### INPUT DATA
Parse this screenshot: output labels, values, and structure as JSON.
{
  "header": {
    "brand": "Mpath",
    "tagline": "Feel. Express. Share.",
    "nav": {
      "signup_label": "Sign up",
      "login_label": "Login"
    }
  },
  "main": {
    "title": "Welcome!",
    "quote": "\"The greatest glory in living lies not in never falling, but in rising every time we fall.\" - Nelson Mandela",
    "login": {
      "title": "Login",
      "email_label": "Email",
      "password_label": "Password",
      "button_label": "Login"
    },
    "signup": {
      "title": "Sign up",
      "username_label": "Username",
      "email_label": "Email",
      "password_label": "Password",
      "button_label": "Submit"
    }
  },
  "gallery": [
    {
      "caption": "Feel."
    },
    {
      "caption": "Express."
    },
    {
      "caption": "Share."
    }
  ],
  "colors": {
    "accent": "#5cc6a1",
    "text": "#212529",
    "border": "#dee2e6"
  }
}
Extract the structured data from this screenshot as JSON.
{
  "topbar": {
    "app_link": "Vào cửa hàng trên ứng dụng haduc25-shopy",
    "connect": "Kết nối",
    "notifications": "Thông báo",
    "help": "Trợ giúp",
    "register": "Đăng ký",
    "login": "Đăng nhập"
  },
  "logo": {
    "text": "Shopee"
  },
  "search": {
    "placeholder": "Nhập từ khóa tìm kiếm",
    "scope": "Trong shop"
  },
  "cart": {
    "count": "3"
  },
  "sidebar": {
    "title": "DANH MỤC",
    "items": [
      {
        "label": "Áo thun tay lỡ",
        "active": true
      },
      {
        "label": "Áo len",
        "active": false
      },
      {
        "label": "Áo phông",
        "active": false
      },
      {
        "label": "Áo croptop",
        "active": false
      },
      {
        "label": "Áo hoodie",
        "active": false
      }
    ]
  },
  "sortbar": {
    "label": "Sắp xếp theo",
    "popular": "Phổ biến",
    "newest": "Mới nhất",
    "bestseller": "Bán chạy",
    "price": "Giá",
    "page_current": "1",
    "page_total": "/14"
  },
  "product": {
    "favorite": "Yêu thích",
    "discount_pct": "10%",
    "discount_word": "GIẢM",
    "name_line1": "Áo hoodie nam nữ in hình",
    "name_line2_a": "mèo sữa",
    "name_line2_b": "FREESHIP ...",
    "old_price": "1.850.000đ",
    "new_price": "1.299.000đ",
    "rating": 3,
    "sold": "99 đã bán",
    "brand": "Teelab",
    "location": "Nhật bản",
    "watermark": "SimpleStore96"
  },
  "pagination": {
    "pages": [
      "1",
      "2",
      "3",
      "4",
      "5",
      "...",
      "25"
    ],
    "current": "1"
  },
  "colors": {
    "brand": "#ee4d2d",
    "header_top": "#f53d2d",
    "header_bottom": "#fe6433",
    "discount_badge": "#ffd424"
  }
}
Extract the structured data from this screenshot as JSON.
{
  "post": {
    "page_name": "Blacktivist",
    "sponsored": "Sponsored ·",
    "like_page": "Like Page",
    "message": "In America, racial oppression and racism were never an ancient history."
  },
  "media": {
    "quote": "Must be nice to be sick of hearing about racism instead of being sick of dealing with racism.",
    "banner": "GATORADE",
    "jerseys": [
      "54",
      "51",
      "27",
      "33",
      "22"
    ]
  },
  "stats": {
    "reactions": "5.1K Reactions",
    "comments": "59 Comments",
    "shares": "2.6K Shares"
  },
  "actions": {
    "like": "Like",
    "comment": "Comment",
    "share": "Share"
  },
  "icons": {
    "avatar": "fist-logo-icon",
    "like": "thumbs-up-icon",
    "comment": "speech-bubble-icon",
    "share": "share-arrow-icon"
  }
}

### TASK REQUIREMENTS
Repeat the material in full, exactly as it stands.

### ANSWER IN FULL
Parse this screenshot: output labels, values, and structure as JSON.
{
  "header": {
    "brand": "Mpath",
    "tagline": "Feel. Express. Share.",
    "nav": {
      "signup_label": "Sign up",
      "login_label": "Login"
    }
  },
  "main": {
    "title": "Welcome!",
    "quote": "\"The greatest glory in living lies not in never falling, but in rising every time we fall.\" - Nelson Mandela",
    "login": {
      "title": "Login",
      "email_label": "Email",
      "password_label": "Password",
      "button_label": "Login"
    },
    "signup": {
      "title": "Sign up",
      "username_label": "Username",
      "email_label": "Email",
      "password_label": "Password",
      "button_label": "Submit"
    }
  },
  "gallery": [
    {
      "caption": "Feel."
    },
    {
      "caption": "Express."
    },
    {
      "caption": "Share."
    }
  ],
  "colors": {
    "accent": "#5cc6a1",
    "text": "#212529",
    "border": "#dee2e6"
  }
}
Extract the structured data from this screenshot as JSON.
{
  "topbar": {
    "app_link": "Vào cửa hàng trên ứng dụng haduc25-shopy",
    "connect": "Kết nối",
    "notifications": "Thông báo",
    "help": "Trợ giúp",
    "register": "Đăng ký",
    "login": "Đăng nhập"
  },
  "logo": {
    "text": "Shopee"
  },
  "search": {
    "placeholder": "Nhập từ khóa tìm kiếm",
    "scope": "Trong shop"
  },
  "cart": {
    "count": "3"
  },
  "sidebar": {
    "title": "DANH MỤC",
    "items": [
      {
        "label": "Áo thun tay lỡ",
        "active": true
      },
      {
        "label": "Áo len",
        "active": false
      },
      {
        "label": "Áo phông",
        "active": false
      },
      {
        "label": "Áo croptop",
        "active": false
      },
      {
        "label": "Áo hoodie",
        "active": false
      }
    ]
  },
  "sortbar": {
    "label": "Sắp xếp theo",
    "popular": "Phổ biến",
    "newest": "Mới nhất",
    "bestseller": "Bán chạy",
    "price": "Giá",
    "page_current": "1",
    "page_total": "/14"
  },
  "product": {
    "favorite": "Yêu thích",
    "discount_pct": "10%",
    "discount_word": "GIẢM",
    "name_line1": "Áo hoodie nam nữ in hình",
    "name_line2_a": "mèo sữa",
    "name_line2_b": "FREESHIP ...",
    "old_price": "1.850.000đ",
    "new_price": "1.299.000đ",
    "rating": 3,
    "sold": "99 đã bán",
    "brand": "Teelab",
    "location": "Nhật bản",
    "watermark": "SimpleStore96"
  },
  "pagination": {
    "pages": [
      "1",
      "2",
      "3",
      "4",
      "5",
      "...",
      "25"
    ],
    "current": "1"
  },
  "colors": {
    "brand": "#ee4d2d",
    "header_top": "#f53d2d",
    "header_bottom": "#fe6433",
    "discount_badge": "#ffd424"
  }
}
Extract the structured data from this screenshot as JSON.
{
  "post": {
    "page_name": "Blacktivist",
    "sponsored": "Sponsored ·",
    "like_page": "Like Page",
    "message": "In America, racial oppression and racism were never an ancient history."
  },
  "media": {
    "quote": "Must be nice to be sick of hearing about racism instead of being sick of dealing with racism.",
    "banner": "GATORADE",
    "jerseys": [
      "54",
      "51",
      "27",
      "33",
      "22"
    ]
  },
  "stats": {
    "reactions": "5.1K Reactions",
    "comments": "59 Comments",
    "shares": "2.6K Shares"
  },
  "actions": {
    "like": "Like",
    "comment": "Comment",
    "share": "Share"
  },
  "icons": {
    "avatar": "fist-logo-icon",
    "like": "thumbs-up-icon",
    "comment": "speech-bubble-icon",
    "share": "share-arrow-icon"
  }
}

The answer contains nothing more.